### Directive
Every record below should be written out exactly; pictures stay out.

(Collected data entries)
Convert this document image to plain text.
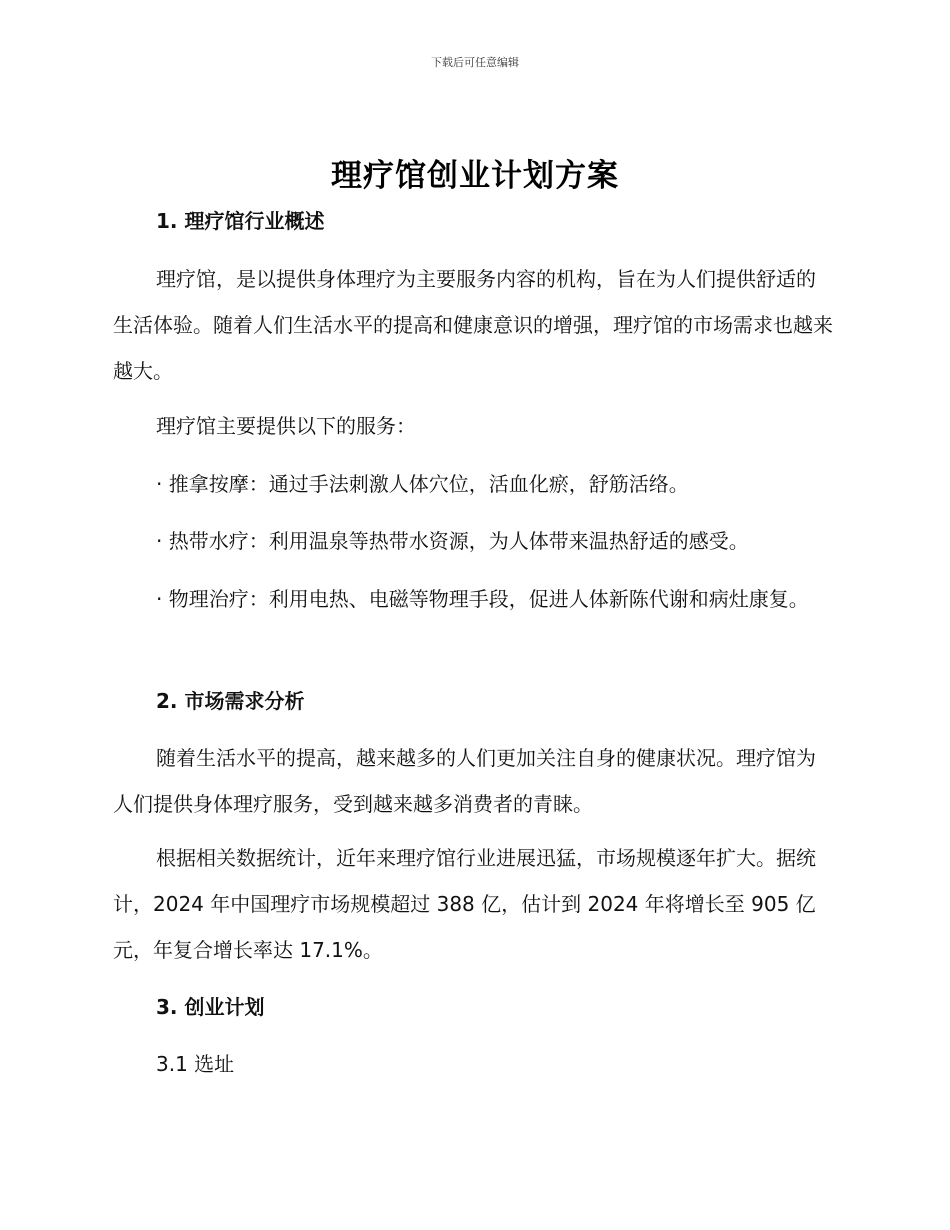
下载后可任意编辑
理疗馆创业计划方案
1. 理疗馆行业概述
理疗馆，是以提供身体理疗为主要服务内容的机构，旨在为人们提供舒适的生活体验。随着人们生活水平的提高和健康意识的增强，理疗馆的市场需求也越来越大。
理疗馆主要提供以下的服务：
· 推拿按摩：通过手法刺激人体穴位，活血化瘀，舒筋活络。
· 热带水疗：利用温泉等热带水资源，为人体带来温热舒适的感受。
· 物理治疗：利用电热、电磁等物理手段，促进人体新陈代谢和病灶康复。
2. 市场需求分析
随着生活水平的提高，越来越多的人们更加关注自身的健康状况。理疗馆为人们提供身体理疗服务，受到越来越多消费者的青睐。
根据相关数据统计，近年来理疗馆行业进展迅猛，市场规模逐年扩大。据统计，2024 年中国理疗市场规模超过 388 亿，估计到 2024 年将增长至 905 亿元，年复合增长率达 17.1%。
3. 创业计划
3.1 选址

### Reply to the task
Convert this document image to plain text.
下载后可任意编辑
理疗馆创业计划方案
1. 理疗馆行业概述
理疗馆，是以提供身体理疗为主要服务内容的机构，旨在为人们提供舒适的生活体验。随着人们生活水平的提高和健康意识的增强，理疗馆的市场需求也越来越大。
理疗馆主要提供以下的服务：
· 推拿按摩：通过手法刺激人体穴位，活血化瘀，舒筋活络。
· 热带水疗：利用温泉等热带水资源，为人体带来温热舒适的感受。
· 物理治疗：利用电热、电磁等物理手段，促进人体新陈代谢和病灶康复。
2. 市场需求分析
随着生活水平的提高，越来越多的人们更加关注自身的健康状况。理疗馆为人们提供身体理疗服务，受到越来越多消费者的青睐。
根据相关数据统计，近年来理疗馆行业进展迅猛，市场规模逐年扩大。据统计，2024 年中国理疗市场规模超过 388 亿，估计到 2024 年将增长至 905 亿元，年复合增长率达 17.1%。
3. 创业计划
3.1 选址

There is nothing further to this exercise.